Element placement data
************

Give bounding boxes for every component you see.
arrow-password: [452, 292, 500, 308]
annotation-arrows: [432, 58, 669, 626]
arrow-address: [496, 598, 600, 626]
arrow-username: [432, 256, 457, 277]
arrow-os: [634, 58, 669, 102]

************

Stated exercise: Reproduce the lines in these rows verbatim.

Task response:
Give bounding boxes for every component you see.
arrow-password: [452, 292, 500, 308]
annotation-arrows: [432, 58, 669, 626]
arrow-address: [496, 598, 600, 626]
arrow-username: [432, 256, 457, 277]
arrow-os: [634, 58, 669, 102]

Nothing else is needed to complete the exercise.